<<<<

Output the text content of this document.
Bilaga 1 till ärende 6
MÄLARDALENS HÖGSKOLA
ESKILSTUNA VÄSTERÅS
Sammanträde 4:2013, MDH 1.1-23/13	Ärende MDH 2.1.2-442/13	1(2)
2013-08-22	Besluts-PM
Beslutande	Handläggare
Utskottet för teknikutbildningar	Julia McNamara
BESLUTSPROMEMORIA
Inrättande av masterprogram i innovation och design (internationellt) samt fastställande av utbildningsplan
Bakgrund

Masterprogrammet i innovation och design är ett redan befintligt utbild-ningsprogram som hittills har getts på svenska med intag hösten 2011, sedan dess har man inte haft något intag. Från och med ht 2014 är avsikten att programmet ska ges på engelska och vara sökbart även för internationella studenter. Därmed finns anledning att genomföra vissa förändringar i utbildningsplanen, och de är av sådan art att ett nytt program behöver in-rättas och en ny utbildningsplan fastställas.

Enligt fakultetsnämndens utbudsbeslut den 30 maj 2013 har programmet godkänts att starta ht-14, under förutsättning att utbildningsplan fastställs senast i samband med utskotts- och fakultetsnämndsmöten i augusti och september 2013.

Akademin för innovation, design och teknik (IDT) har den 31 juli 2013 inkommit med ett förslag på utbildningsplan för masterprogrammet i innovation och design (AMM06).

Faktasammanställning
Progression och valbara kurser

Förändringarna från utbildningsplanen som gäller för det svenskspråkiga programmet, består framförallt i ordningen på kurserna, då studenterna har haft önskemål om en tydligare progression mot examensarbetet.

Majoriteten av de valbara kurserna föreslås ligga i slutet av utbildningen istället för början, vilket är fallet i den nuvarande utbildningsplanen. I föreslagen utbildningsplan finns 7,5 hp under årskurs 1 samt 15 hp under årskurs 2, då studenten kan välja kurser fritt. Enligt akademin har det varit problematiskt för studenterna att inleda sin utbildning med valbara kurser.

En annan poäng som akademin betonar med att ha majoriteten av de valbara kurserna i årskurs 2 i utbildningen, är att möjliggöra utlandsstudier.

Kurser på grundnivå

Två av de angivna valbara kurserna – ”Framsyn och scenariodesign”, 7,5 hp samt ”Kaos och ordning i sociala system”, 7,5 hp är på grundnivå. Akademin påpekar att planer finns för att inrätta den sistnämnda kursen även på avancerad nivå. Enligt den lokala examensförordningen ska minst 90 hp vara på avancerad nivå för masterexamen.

>>>>

> [Your goal]:
If a line in the material above contains "finns", show that line.

> [Solution to this problem]:
Masterprogrammet i innovation och design är ett redan befintligt utbild-ningsprogram som hittills har getts på svenska med intag hösten 2011, sedan dess har man inte haft något intag. Från och med ht 2014 är avsikten att programmet ska ges på engelska och vara sökbart även för internationella studenter. Därmed finns anledning att genomföra vissa förändringar i utbildningsplanen, och de är av sådan art att ett nytt program behöver in-rättas och en ny utbildningsplan fastställas.
Majoriteten av de valbara kurserna föreslås ligga i slutet av utbildningen istället för början, vilket är fallet i den nuvarande utbildningsplanen. I föreslagen utbildningsplan finns 7,5 hp under årskurs 1 samt 15 hp under årskurs 2, då studenten kan välja kurser fritt. Enligt akademin har det varit problematiskt för studenterna att inleda sin utbildning med valbara kurser.
Två av de angivna valbara kurserna – ”Framsyn och scenariodesign”, 7,5 hp samt ”Kaos och ordning i sociala system”, 7,5 hp är på grundnivå. Akademin påpekar att planer finns för att inrätta den sistnämnda kursen även på avancerad nivå. Enligt den lokala examensförordningen ska minst 90 hp vara på avancerad nivå för masterexamen.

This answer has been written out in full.